• CHALLENGE:
Filter the records for lines holding the string "Brent".

(Records excerpted from a collection)
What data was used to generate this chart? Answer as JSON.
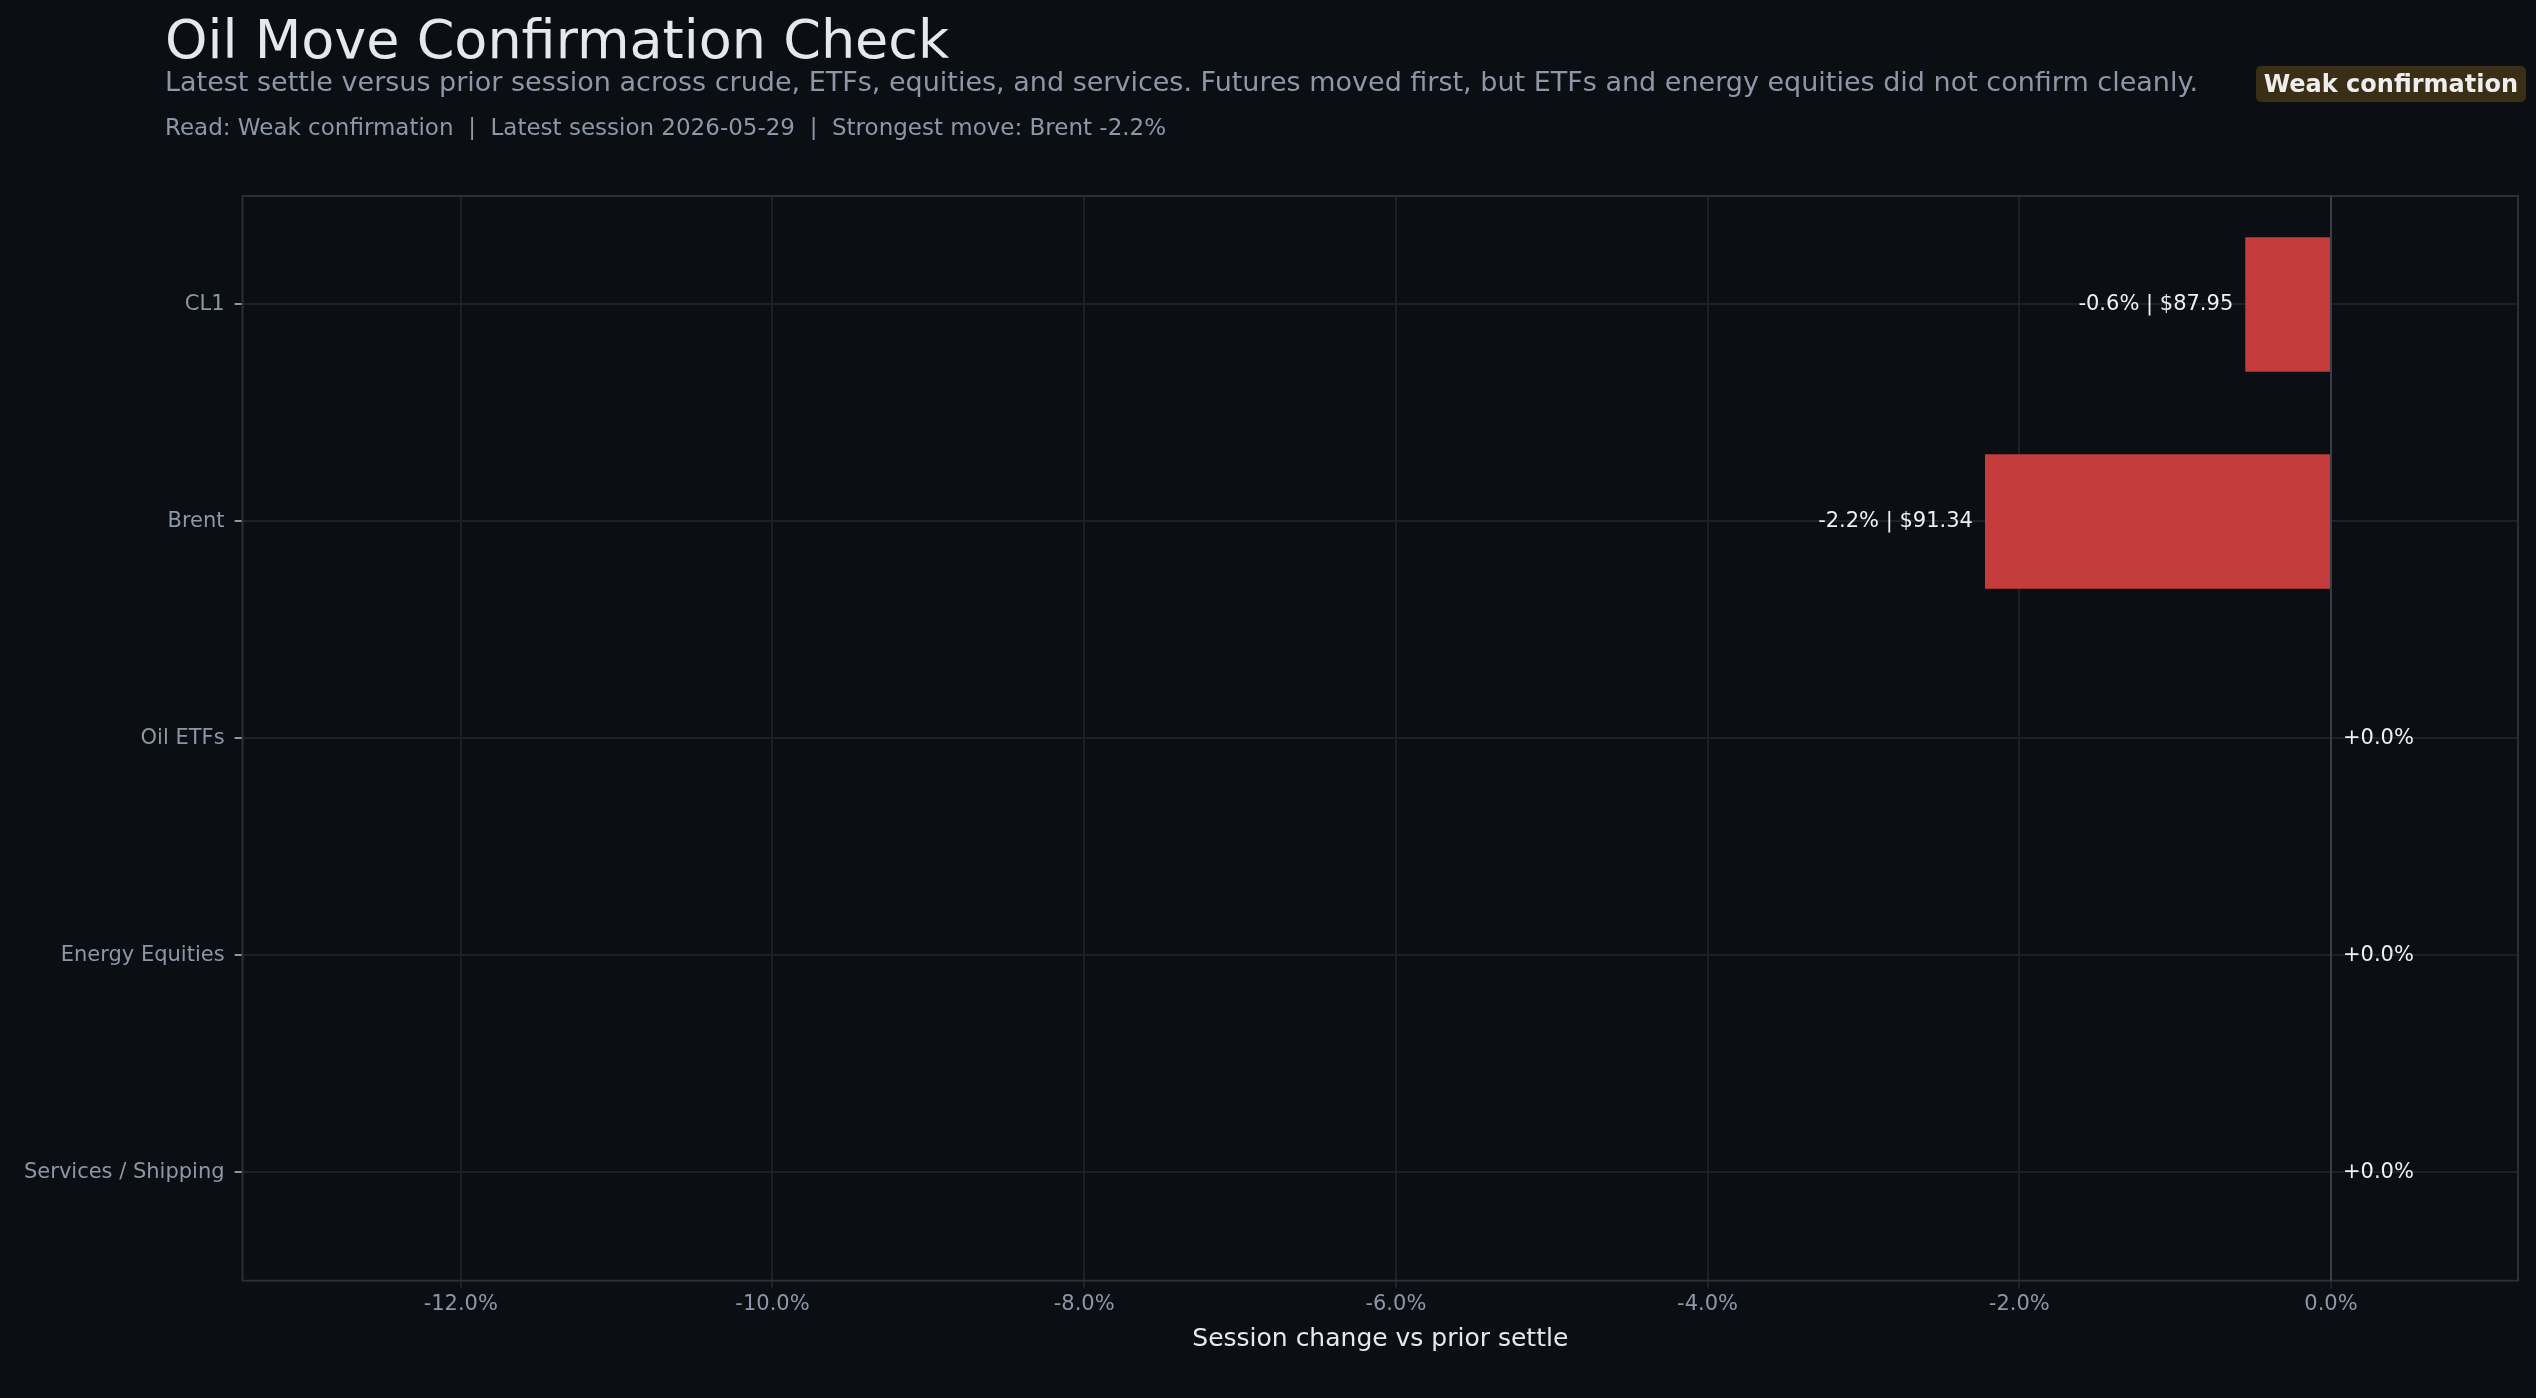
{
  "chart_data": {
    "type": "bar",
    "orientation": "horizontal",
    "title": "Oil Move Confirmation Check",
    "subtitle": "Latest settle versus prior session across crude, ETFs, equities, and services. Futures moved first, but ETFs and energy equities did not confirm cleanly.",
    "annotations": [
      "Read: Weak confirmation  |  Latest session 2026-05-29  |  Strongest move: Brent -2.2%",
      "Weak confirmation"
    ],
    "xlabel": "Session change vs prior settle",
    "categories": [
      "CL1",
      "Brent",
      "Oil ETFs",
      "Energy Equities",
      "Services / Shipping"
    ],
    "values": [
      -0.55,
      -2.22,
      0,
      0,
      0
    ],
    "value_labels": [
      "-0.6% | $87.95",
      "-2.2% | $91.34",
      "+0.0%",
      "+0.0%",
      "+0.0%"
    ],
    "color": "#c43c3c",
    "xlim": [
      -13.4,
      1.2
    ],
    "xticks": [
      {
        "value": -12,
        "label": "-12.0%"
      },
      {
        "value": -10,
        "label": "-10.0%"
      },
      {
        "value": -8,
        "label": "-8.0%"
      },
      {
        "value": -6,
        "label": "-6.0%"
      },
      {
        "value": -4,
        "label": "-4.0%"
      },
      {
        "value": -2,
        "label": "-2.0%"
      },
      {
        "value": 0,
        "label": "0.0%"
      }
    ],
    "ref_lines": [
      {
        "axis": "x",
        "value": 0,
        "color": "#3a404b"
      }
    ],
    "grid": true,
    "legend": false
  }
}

* * *

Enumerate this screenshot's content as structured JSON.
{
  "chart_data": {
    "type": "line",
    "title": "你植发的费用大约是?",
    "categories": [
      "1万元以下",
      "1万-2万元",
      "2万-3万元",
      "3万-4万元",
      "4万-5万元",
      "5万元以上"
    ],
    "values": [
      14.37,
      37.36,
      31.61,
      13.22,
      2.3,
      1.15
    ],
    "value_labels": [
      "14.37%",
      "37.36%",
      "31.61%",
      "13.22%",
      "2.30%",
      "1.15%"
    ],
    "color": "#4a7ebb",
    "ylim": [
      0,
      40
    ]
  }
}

• RESPONSE:
      "Read: Weak confirmation  |  Latest session 2026-05-29  |  Strongest move: Brent -2.2%",
      "Brent",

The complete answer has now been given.